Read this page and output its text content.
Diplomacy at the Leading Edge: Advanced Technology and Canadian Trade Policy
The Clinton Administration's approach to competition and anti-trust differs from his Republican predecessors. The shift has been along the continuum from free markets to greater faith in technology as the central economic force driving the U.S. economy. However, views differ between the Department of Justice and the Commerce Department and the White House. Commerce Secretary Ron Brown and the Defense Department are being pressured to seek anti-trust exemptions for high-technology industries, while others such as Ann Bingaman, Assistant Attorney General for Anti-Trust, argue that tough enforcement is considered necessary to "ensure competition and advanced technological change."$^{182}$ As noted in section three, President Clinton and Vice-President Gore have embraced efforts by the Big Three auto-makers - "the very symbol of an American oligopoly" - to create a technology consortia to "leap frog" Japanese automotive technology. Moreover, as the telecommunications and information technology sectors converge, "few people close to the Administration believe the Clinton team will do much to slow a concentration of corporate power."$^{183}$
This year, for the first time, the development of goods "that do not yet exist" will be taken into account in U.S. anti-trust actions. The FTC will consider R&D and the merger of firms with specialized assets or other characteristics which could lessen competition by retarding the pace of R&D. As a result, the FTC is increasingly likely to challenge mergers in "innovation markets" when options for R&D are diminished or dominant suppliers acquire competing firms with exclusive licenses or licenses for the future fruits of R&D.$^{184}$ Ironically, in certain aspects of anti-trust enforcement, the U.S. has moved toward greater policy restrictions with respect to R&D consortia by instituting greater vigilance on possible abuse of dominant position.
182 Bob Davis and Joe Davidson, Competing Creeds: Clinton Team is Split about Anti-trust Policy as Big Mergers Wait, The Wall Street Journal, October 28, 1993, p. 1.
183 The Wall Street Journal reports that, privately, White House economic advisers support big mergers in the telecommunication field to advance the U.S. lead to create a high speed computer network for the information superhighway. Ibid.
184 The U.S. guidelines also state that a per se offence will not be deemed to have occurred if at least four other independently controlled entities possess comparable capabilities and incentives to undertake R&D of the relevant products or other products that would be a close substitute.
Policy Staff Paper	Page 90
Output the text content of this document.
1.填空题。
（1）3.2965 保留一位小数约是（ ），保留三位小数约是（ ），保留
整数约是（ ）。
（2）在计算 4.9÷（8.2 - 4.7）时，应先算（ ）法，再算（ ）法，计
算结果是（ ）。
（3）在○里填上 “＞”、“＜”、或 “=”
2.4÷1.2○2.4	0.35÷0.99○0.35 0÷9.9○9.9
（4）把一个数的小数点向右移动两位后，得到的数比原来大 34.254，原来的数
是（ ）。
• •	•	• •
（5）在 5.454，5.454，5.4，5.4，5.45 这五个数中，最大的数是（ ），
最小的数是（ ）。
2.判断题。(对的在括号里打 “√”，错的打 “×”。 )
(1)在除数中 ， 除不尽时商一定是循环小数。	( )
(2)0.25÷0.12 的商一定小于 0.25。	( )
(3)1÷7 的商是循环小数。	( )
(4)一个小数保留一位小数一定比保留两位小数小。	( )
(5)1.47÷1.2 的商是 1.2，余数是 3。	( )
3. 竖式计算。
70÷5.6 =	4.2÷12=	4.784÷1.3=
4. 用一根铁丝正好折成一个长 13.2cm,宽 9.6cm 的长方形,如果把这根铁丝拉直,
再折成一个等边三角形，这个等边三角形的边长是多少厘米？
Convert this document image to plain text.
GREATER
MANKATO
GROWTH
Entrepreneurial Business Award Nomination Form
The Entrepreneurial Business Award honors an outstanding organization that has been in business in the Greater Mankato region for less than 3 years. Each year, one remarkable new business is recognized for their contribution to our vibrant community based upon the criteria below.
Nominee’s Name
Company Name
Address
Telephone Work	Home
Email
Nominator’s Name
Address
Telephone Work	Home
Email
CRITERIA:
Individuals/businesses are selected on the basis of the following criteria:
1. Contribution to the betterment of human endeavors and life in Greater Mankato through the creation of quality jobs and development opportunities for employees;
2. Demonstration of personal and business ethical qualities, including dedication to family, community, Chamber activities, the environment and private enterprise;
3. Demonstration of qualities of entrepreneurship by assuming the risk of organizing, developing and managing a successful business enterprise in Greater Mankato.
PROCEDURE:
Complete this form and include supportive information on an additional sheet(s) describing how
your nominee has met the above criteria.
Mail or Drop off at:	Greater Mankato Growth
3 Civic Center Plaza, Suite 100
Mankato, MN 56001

EXERCISE PROMPT
Write every line of the material above again, exactly.

ANSWER TO THE TASK
Read this page and output its text content.
Diplomacy at the Leading Edge: Advanced Technology and Canadian Trade Policy
The Clinton Administration's approach to competition and anti-trust differs from his Republican predecessors. The shift has been along the continuum from free markets to greater faith in technology as the central economic force driving the U.S. economy. However, views differ between the Department of Justice and the Commerce Department and the White House. Commerce Secretary Ron Brown and the Defense Department are being pressured to seek anti-trust exemptions for high-technology industries, while others such as Ann Bingaman, Assistant Attorney General for Anti-Trust, argue that tough enforcement is considered necessary to "ensure competition and advanced technological change."$^{182}$ As noted in section three, President Clinton and Vice-President Gore have embraced efforts by the Big Three auto-makers - "the very symbol of an American oligopoly" - to create a technology consortia to "leap frog" Japanese automotive technology. Moreover, as the telecommunications and information technology sectors converge, "few people close to the Administration believe the Clinton team will do much to slow a concentration of corporate power."$^{183}$
This year, for the first time, the development of goods "that do not yet exist" will be taken into account in U.S. anti-trust actions. The FTC will consider R&D and the merger of firms with specialized assets or other characteristics which could lessen competition by retarding the pace of R&D. As a result, the FTC is increasingly likely to challenge mergers in "innovation markets" when options for R&D are diminished or dominant suppliers acquire competing firms with exclusive licenses or licenses for the future fruits of R&D.$^{184}$ Ironically, in certain aspects of anti-trust enforcement, the U.S. has moved toward greater policy restrictions with respect to R&D consortia by instituting greater vigilance on possible abuse of dominant position.
182 Bob Davis and Joe Davidson, Competing Creeds: Clinton Team is Split about Anti-trust Policy as Big Mergers Wait, The Wall Street Journal, October 28, 1993, p. 1.
183 The Wall Street Journal reports that, privately, White House economic advisers support big mergers in the telecommunication field to advance the U.S. lead to create a high speed computer network for the information superhighway. Ibid.
184 The U.S. guidelines also state that a per se offence will not be deemed to have occurred if at least four other independently controlled entities possess comparable capabilities and incentives to undertake R&D of the relevant products or other products that would be a close substitute.
Policy Staff Paper	Page 90
Output the text content of this document.
1.填空题。
（1）3.2965 保留一位小数约是（ ），保留三位小数约是（ ），保留
整数约是（ ）。
（2）在计算 4.9÷（8.2 - 4.7）时，应先算（ ）法，再算（ ）法，计
算结果是（ ）。
（3）在○里填上 “＞”、“＜”、或 “=”
2.4÷1.2○2.4	0.35÷0.99○0.35 0÷9.9○9.9
（4）把一个数的小数点向右移动两位后，得到的数比原来大 34.254，原来的数
是（ ）。
• •	•	• •
（5）在 5.454，5.454，5.4，5.4，5.45 这五个数中，最大的数是（ ），
最小的数是（ ）。
2.判断题。(对的在括号里打 “√”，错的打 “×”。 )
(1)在除数中 ， 除不尽时商一定是循环小数。	( )
(2)0.25÷0.12 的商一定小于 0.25。	( )
(3)1÷7 的商是循环小数。	( )
(4)一个小数保留一位小数一定比保留两位小数小。	( )
(5)1.47÷1.2 的商是 1.2，余数是 3。	( )
3. 竖式计算。
70÷5.6 =	4.2÷12=	4.784÷1.3=
4. 用一根铁丝正好折成一个长 13.2cm,宽 9.6cm 的长方形,如果把这根铁丝拉直,
再折成一个等边三角形，这个等边三角形的边长是多少厘米？
Convert this document image to plain text.
GREATER
MANKATO
GROWTH
Entrepreneurial Business Award Nomination Form
The Entrepreneurial Business Award honors an outstanding organization that has been in business in the Greater Mankato region for less than 3 years. Each year, one remarkable new business is recognized for their contribution to our vibrant community based upon the criteria below.
Nominee’s Name
Company Name
Address
Telephone Work	Home
Email
Nominator’s Name
Address
Telephone Work	Home
Email
CRITERIA:
Individuals/businesses are selected on the basis of the following criteria:
1. Contribution to the betterment of human endeavors and life in Greater Mankato through the creation of quality jobs and development opportunities for employees;
2. Demonstration of personal and business ethical qualities, including dedication to family, community, Chamber activities, the environment and private enterprise;
3. Demonstration of qualities of entrepreneurship by assuming the risk of organizing, developing and managing a successful business enterprise in Greater Mankato.
PROCEDURE:
Complete this form and include supportive information on an additional sheet(s) describing how
your nominee has met the above criteria.
Mail or Drop off at:	Greater Mankato Growth
3 Civic Center Plaza, Suite 100
Mankato, MN 56001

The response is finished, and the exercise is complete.